• WRITTEN REQUEST:
Omit the images, then print each record below exactly as it reads.

• GIVEN RECORDS:
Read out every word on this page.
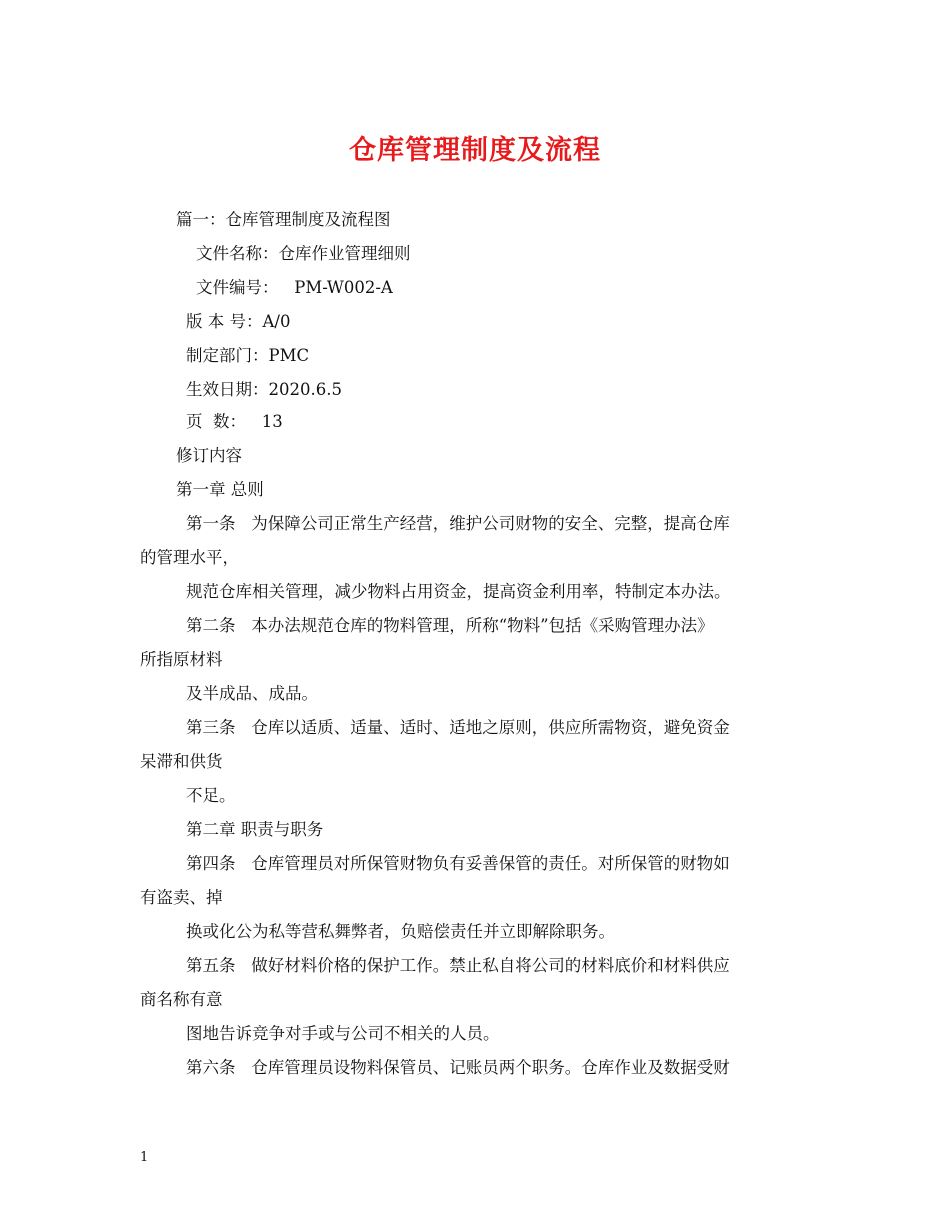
仓库管理制度及流程
篇一：仓库管理制度及流程图
文件名称：仓库作业管理细则
文件编号：   PM-W002-A
版 本 号：A/0
制定部门：PMC
生效日期：2020.6.5
页  数：   13
修订内容
第一章 总则
第一条   为保障公司正常生产经营，维护公司财物的安全、完整，提高仓库
的管理水平，
规范仓库相关管理，减少物料占用资金，提高资金利用率，特制定本办法。
第二条   本办法规范仓库的物料管理，所称“物料”包括《采购管理办法》
所指原材料
及半成品、成品。
第三条   仓库以适质、适量、适时、适地之原则，供应所需物资，避免资金
呆滞和供货
不足。
第二章 职责与职务
第四条   仓库管理员对所保管财物负有妥善保管的责任。对所保管的财物如
有盗卖、掉
换或化公为私等营私舞弊者，负赔偿责任并立即解除职务。
第五条   做好材料价格的保护工作。禁止私自将公司的材料底价和材料供应
商名称有意
图地告诉竞争对手或与公司不相关的人员。
第六条   仓库管理员设物料保管员、记账员两个职务。仓库作业及数据受财
1
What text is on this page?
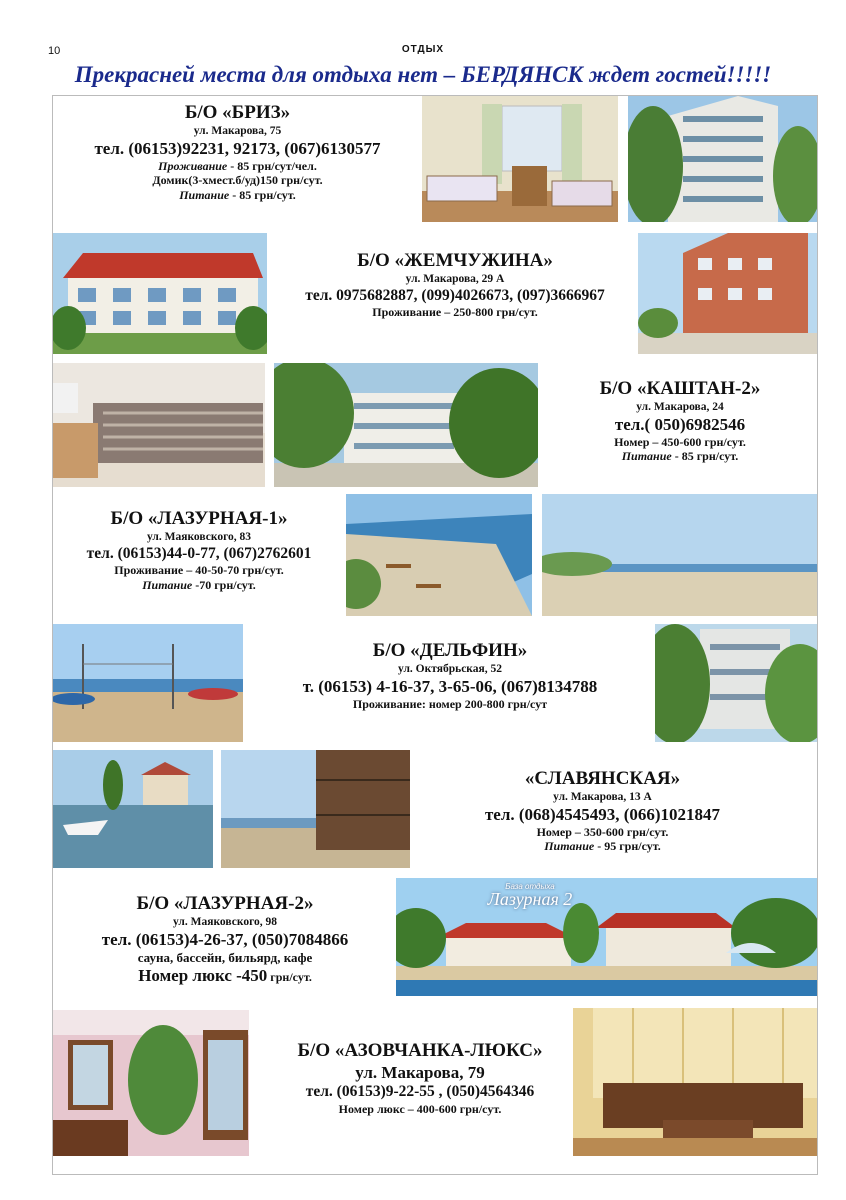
10	ОТДЫХ
Прекрасней места для отдыха нет – БЕРДЯНСК ждет гостей!!!!!
Б/О «БРИЗ»
ул. Макарова, 75
тел. (06153)92231, 92173, (067)6130577
Проживание - 85 грн/сут/чел.
Домик(3-хмест.б/уд)150 грн/сут.
Питание - 85 грн/сут.
Б/О «ЖЕМЧУЖИНА»
ул. Макарова, 29 А
тел. 0975682887, (099)4026673, (097)3666967
Проживание – 250-800 грн/сут.
Б/О «КАШТАН-2»
ул. Макарова, 24
тел.( 050)6982546
Номер – 450-600 грн/сут.
Питание - 85 грн/сут.
Б/О «ЛАЗУРНАЯ-1»
ул. Маяковского, 83
тел. (06153)44-0-77, (067)2762601
Проживание – 40-50-70 грн/сут.
Питание -70 грн/сут.
Б/О «ДЕЛЬФИН»
ул. Октябрьская, 52
т. (06153) 4-16-37, 3-65-06, (067)8134788
Проживание: номер 200-800 грн/сут
«СЛАВЯНСКАЯ»
ул. Макарова, 13 А
тел. (068)4545493, (066)1021847
Номер – 350-600 грн/сут.
Питание - 95 грн/сут.
Б/О «ЛАЗУРНАЯ-2»
ул. Маяковского, 98
тел. (06153)4-26-37, (050)7084866
сауна, бассейн, бильярд, кафе
Номер люкс -450 грн/сут.
База отдыха
Лазурная 2
Б/О «АЗОВЧАНКА-ЛЮКС»
ул. Макарова, 79
тел. (06153)9-22-55 , (050)4564346
Номер люкс – 400-600 грн/сут.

• COMPLETE RESPONSE:
Read out every word on this page.
仓库管理制度及流程
篇一：仓库管理制度及流程图
文件名称：仓库作业管理细则
文件编号：   PM-W002-A
版 本 号：A/0
制定部门：PMC
生效日期：2020.6.5
页  数：   13
修订内容
第一章 总则
第一条   为保障公司正常生产经营，维护公司财物的安全、完整，提高仓库
的管理水平，
规范仓库相关管理，减少物料占用资金，提高资金利用率，特制定本办法。
第二条   本办法规范仓库的物料管理，所称“物料”包括《采购管理办法》
所指原材料
及半成品、成品。
第三条   仓库以适质、适量、适时、适地之原则，供应所需物资，避免资金
呆滞和供货
不足。
第二章 职责与职务
第四条   仓库管理员对所保管财物负有妥善保管的责任。对所保管的财物如
有盗卖、掉
换或化公为私等营私舞弊者，负赔偿责任并立即解除职务。
第五条   做好材料价格的保护工作。禁止私自将公司的材料底价和材料供应
商名称有意
图地告诉竞争对手或与公司不相关的人员。
第六条   仓库管理员设物料保管员、记账员两个职务。仓库作业及数据受财
1
What text is on this page?
10	ОТДЫХ
Прекрасней места для отдыха нет – БЕРДЯНСК ждет гостей!!!!!
Б/О «БРИЗ»
ул. Макарова, 75
тел. (06153)92231, 92173, (067)6130577
Проживание - 85 грн/сут/чел.
Домик(3-хмест.б/уд)150 грн/сут.
Питание - 85 грн/сут.
Б/О «ЖЕМЧУЖИНА»
ул. Макарова, 29 А
тел. 0975682887, (099)4026673, (097)3666967
Проживание – 250-800 грн/сут.
Б/О «КАШТАН-2»
ул. Макарова, 24
тел.( 050)6982546
Номер – 450-600 грн/сут.
Питание - 85 грн/сут.
Б/О «ЛАЗУРНАЯ-1»
ул. Маяковского, 83
тел. (06153)44-0-77, (067)2762601
Проживание – 40-50-70 грн/сут.
Питание -70 грн/сут.
Б/О «ДЕЛЬФИН»
ул. Октябрьская, 52
т. (06153) 4-16-37, 3-65-06, (067)8134788
Проживание: номер 200-800 грн/сут
«СЛАВЯНСКАЯ»
ул. Макарова, 13 А
тел. (068)4545493, (066)1021847
Номер – 350-600 грн/сут.
Питание - 95 грн/сут.
Б/О «ЛАЗУРНАЯ-2»
ул. Маяковского, 98
тел. (06153)4-26-37, (050)7084866
сауна, бассейн, бильярд, кафе
Номер люкс -450 грн/сут.
База отдыха
Лазурная 2
Б/О «АЗОВЧАНКА-ЛЮКС»
ул. Макарова, 79
тел. (06153)9-22-55 , (050)4564346
Номер люкс – 400-600 грн/сут.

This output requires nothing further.